Task description:
Set down the full listing exactly, character for character.

***** Given data *****

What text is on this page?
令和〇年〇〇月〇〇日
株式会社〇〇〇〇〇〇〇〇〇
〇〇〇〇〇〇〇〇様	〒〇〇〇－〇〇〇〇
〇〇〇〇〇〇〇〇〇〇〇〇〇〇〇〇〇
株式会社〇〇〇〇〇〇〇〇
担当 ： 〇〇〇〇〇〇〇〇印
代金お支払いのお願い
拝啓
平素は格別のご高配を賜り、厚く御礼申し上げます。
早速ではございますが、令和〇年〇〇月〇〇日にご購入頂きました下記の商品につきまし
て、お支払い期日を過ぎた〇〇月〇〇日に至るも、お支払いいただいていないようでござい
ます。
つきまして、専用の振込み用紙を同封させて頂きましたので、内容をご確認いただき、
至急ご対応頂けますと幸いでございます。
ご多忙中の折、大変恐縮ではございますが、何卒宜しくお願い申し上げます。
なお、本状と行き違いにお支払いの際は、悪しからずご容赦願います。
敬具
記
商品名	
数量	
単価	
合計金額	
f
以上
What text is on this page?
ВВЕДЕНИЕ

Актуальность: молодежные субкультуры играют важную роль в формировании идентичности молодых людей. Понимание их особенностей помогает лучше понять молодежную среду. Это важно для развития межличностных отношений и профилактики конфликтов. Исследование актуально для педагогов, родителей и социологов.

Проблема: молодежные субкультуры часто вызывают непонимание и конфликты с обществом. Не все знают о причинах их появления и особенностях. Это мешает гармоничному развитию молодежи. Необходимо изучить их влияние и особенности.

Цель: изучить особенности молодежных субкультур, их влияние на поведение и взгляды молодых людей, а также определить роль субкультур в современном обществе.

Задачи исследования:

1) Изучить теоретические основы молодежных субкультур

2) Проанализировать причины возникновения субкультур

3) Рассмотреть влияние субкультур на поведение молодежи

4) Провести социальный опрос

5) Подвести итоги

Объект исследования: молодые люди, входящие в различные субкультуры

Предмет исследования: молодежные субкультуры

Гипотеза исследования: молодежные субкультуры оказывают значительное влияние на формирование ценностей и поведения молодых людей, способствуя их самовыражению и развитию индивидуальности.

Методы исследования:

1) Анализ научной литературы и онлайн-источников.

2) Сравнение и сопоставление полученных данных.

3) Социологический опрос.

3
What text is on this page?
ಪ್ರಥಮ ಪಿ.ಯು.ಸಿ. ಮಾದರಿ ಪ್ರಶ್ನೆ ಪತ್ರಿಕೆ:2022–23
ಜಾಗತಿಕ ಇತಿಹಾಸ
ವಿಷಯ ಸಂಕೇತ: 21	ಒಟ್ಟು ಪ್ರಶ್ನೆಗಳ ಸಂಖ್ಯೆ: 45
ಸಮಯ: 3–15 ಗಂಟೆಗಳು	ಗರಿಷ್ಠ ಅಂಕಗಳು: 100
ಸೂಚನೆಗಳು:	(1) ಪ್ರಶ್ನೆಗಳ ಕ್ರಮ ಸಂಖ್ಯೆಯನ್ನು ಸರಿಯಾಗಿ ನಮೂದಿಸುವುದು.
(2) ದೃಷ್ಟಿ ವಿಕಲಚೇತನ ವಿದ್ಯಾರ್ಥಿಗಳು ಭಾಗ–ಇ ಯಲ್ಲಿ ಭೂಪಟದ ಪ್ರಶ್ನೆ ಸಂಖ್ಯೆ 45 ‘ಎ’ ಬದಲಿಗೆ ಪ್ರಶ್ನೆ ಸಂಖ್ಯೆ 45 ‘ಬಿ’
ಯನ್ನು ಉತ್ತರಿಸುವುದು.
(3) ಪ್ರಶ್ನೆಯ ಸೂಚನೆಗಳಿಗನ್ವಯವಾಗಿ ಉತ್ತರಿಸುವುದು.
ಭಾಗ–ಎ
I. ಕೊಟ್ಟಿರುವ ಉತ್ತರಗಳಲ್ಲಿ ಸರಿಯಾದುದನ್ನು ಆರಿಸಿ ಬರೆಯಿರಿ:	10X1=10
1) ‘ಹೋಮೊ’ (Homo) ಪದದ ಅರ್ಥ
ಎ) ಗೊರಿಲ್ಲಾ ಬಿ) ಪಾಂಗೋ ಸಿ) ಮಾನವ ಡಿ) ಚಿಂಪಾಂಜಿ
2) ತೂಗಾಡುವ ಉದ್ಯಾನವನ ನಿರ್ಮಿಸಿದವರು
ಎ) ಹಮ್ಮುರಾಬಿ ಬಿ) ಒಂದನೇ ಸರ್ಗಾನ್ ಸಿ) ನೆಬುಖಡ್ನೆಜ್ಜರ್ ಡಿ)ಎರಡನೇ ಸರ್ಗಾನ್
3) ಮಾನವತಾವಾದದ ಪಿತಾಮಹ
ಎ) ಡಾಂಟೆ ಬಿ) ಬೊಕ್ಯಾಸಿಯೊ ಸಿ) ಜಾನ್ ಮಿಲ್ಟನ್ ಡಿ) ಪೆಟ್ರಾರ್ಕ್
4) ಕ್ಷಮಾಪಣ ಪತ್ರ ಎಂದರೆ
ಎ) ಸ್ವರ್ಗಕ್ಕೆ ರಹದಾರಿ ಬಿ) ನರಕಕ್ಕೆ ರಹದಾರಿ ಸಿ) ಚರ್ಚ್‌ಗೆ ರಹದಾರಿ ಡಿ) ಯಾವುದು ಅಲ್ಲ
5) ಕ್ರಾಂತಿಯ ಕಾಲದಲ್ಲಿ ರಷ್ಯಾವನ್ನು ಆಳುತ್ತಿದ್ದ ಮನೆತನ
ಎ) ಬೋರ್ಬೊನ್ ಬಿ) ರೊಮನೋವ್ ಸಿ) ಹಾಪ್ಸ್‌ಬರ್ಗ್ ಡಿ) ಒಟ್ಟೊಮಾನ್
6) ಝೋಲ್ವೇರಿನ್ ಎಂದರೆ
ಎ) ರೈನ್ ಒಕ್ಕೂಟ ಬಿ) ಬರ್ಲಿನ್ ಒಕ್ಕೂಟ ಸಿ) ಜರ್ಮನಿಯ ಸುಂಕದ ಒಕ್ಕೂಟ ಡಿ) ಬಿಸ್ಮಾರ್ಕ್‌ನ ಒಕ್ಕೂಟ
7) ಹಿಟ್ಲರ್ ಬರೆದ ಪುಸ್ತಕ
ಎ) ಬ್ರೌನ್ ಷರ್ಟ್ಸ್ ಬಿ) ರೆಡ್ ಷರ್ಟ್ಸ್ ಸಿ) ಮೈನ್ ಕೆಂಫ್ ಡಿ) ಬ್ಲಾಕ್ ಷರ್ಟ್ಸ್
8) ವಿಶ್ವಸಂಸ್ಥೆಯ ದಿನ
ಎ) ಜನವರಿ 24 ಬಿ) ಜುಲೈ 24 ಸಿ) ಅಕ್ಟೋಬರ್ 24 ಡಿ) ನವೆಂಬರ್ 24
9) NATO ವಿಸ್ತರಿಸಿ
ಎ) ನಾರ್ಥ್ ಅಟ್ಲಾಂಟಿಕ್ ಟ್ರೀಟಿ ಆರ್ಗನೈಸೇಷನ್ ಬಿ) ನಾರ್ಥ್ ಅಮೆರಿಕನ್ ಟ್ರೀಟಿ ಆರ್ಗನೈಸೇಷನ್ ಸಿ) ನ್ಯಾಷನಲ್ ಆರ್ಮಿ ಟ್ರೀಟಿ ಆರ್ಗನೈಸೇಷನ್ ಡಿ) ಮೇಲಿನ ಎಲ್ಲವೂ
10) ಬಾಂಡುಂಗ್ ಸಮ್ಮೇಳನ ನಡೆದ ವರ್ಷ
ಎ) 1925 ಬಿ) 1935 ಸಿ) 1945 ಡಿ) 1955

*****

Written answer:
What text is on this page?
令和〇年〇〇月〇〇日
株式会社〇〇〇〇〇〇〇〇〇
〇〇〇〇〇〇〇〇様	〒〇〇〇－〇〇〇〇
〇〇〇〇〇〇〇〇〇〇〇〇〇〇〇〇〇
株式会社〇〇〇〇〇〇〇〇
担当 ： 〇〇〇〇〇〇〇〇印
代金お支払いのお願い
拝啓
平素は格別のご高配を賜り、厚く御礼申し上げます。
早速ではございますが、令和〇年〇〇月〇〇日にご購入頂きました下記の商品につきまし
て、お支払い期日を過ぎた〇〇月〇〇日に至るも、お支払いいただいていないようでござい
ます。
つきまして、専用の振込み用紙を同封させて頂きましたので、内容をご確認いただき、
至急ご対応頂けますと幸いでございます。
ご多忙中の折、大変恐縮ではございますが、何卒宜しくお願い申し上げます。
なお、本状と行き違いにお支払いの際は、悪しからずご容赦願います。
敬具
記
商品名	
数量	
単価	
合計金額	
f
以上
What text is on this page?
ВВЕДЕНИЕ

Актуальность: молодежные субкультуры играют важную роль в формировании идентичности молодых людей. Понимание их особенностей помогает лучше понять молодежную среду. Это важно для развития межличностных отношений и профилактики конфликтов. Исследование актуально для педагогов, родителей и социологов.

Проблема: молодежные субкультуры часто вызывают непонимание и конфликты с обществом. Не все знают о причинах их появления и особенностях. Это мешает гармоничному развитию молодежи. Необходимо изучить их влияние и особенности.

Цель: изучить особенности молодежных субкультур, их влияние на поведение и взгляды молодых людей, а также определить роль субкультур в современном обществе.

Задачи исследования:

1) Изучить теоретические основы молодежных субкультур

2) Проанализировать причины возникновения субкультур

3) Рассмотреть влияние субкультур на поведение молодежи

4) Провести социальный опрос

5) Подвести итоги

Объект исследования: молодые люди, входящие в различные субкультуры

Предмет исследования: молодежные субкультуры

Гипотеза исследования: молодежные субкультуры оказывают значительное влияние на формирование ценностей и поведения молодых людей, способствуя их самовыражению и развитию индивидуальности.

Методы исследования:

1) Анализ научной литературы и онлайн-источников.

2) Сравнение и сопоставление полученных данных.

3) Социологический опрос.

3
What text is on this page?
ಪ್ರಥಮ ಪಿ.ಯು.ಸಿ. ಮಾದರಿ ಪ್ರಶ್ನೆ ಪತ್ರಿಕೆ:2022–23
ಜಾಗತಿಕ ಇತಿಹಾಸ
ವಿಷಯ ಸಂಕೇತ: 21	ಒಟ್ಟು ಪ್ರಶ್ನೆಗಳ ಸಂಖ್ಯೆ: 45
ಸಮಯ: 3–15 ಗಂಟೆಗಳು	ಗರಿಷ್ಠ ಅಂಕಗಳು: 100
ಸೂಚನೆಗಳು:	(1) ಪ್ರಶ್ನೆಗಳ ಕ್ರಮ ಸಂಖ್ಯೆಯನ್ನು ಸರಿಯಾಗಿ ನಮೂದಿಸುವುದು.
(2) ದೃಷ್ಟಿ ವಿಕಲಚೇತನ ವಿದ್ಯಾರ್ಥಿಗಳು ಭಾಗ–ಇ ಯಲ್ಲಿ ಭೂಪಟದ ಪ್ರಶ್ನೆ ಸಂಖ್ಯೆ 45 ‘ಎ’ ಬದಲಿಗೆ ಪ್ರಶ್ನೆ ಸಂಖ್ಯೆ 45 ‘ಬಿ’
ಯನ್ನು ಉತ್ತರಿಸುವುದು.
(3) ಪ್ರಶ್ನೆಯ ಸೂಚನೆಗಳಿಗನ್ವಯವಾಗಿ ಉತ್ತರಿಸುವುದು.
ಭಾಗ–ಎ
I. ಕೊಟ್ಟಿರುವ ಉತ್ತರಗಳಲ್ಲಿ ಸರಿಯಾದುದನ್ನು ಆರಿಸಿ ಬರೆಯಿರಿ:	10X1=10
1) ‘ಹೋಮೊ’ (Homo) ಪದದ ಅರ್ಥ
ಎ) ಗೊರಿಲ್ಲಾ ಬಿ) ಪಾಂಗೋ ಸಿ) ಮಾನವ ಡಿ) ಚಿಂಪಾಂಜಿ
2) ತೂಗಾಡುವ ಉದ್ಯಾನವನ ನಿರ್ಮಿಸಿದವರು
ಎ) ಹಮ್ಮುರಾಬಿ ಬಿ) ಒಂದನೇ ಸರ್ಗಾನ್ ಸಿ) ನೆಬುಖಡ್ನೆಜ್ಜರ್ ಡಿ)ಎರಡನೇ ಸರ್ಗಾನ್
3) ಮಾನವತಾವಾದದ ಪಿತಾಮಹ
ಎ) ಡಾಂಟೆ ಬಿ) ಬೊಕ್ಯಾಸಿಯೊ ಸಿ) ಜಾನ್ ಮಿಲ್ಟನ್ ಡಿ) ಪೆಟ್ರಾರ್ಕ್
4) ಕ್ಷಮಾಪಣ ಪತ್ರ ಎಂದರೆ
ಎ) ಸ್ವರ್ಗಕ್ಕೆ ರಹದಾರಿ ಬಿ) ನರಕಕ್ಕೆ ರಹದಾರಿ ಸಿ) ಚರ್ಚ್‌ಗೆ ರಹದಾರಿ ಡಿ) ಯಾವುದು ಅಲ್ಲ
5) ಕ್ರಾಂತಿಯ ಕಾಲದಲ್ಲಿ ರಷ್ಯಾವನ್ನು ಆಳುತ್ತಿದ್ದ ಮನೆತನ
ಎ) ಬೋರ್ಬೊನ್ ಬಿ) ರೊಮನೋವ್ ಸಿ) ಹಾಪ್ಸ್‌ಬರ್ಗ್ ಡಿ) ಒಟ್ಟೊಮಾನ್
6) ಝೋಲ್ವೇರಿನ್ ಎಂದರೆ
ಎ) ರೈನ್ ಒಕ್ಕೂಟ ಬಿ) ಬರ್ಲಿನ್ ಒಕ್ಕೂಟ ಸಿ) ಜರ್ಮನಿಯ ಸುಂಕದ ಒಕ್ಕೂಟ ಡಿ) ಬಿಸ್ಮಾರ್ಕ್‌ನ ಒಕ್ಕೂಟ
7) ಹಿಟ್ಲರ್ ಬರೆದ ಪುಸ್ತಕ
ಎ) ಬ್ರೌನ್ ಷರ್ಟ್ಸ್ ಬಿ) ರೆಡ್ ಷರ್ಟ್ಸ್ ಸಿ) ಮೈನ್ ಕೆಂಫ್ ಡಿ) ಬ್ಲಾಕ್ ಷರ್ಟ್ಸ್
8) ವಿಶ್ವಸಂಸ್ಥೆಯ ದಿನ
ಎ) ಜನವರಿ 24 ಬಿ) ಜುಲೈ 24 ಸಿ) ಅಕ್ಟೋಬರ್ 24 ಡಿ) ನವೆಂಬರ್ 24
9) NATO ವಿಸ್ತರಿಸಿ
ಎ) ನಾರ್ಥ್ ಅಟ್ಲಾಂಟಿಕ್ ಟ್ರೀಟಿ ಆರ್ಗನೈಸೇಷನ್ ಬಿ) ನಾರ್ಥ್ ಅಮೆರಿಕನ್ ಟ್ರೀಟಿ ಆರ್ಗನೈಸೇಷನ್ ಸಿ) ನ್ಯಾಷನಲ್ ಆರ್ಮಿ ಟ್ರೀಟಿ ಆರ್ಗನೈಸೇಷನ್ ಡಿ) ಮೇಲಿನ ಎಲ್ಲವೂ
10) ಬಾಂಡುಂಗ್ ಸಮ್ಮೇಳನ ನಡೆದ ವರ್ಷ
ಎ) 1925 ಬಿ) 1935 ಸಿ) 1945 ಡಿ) 1955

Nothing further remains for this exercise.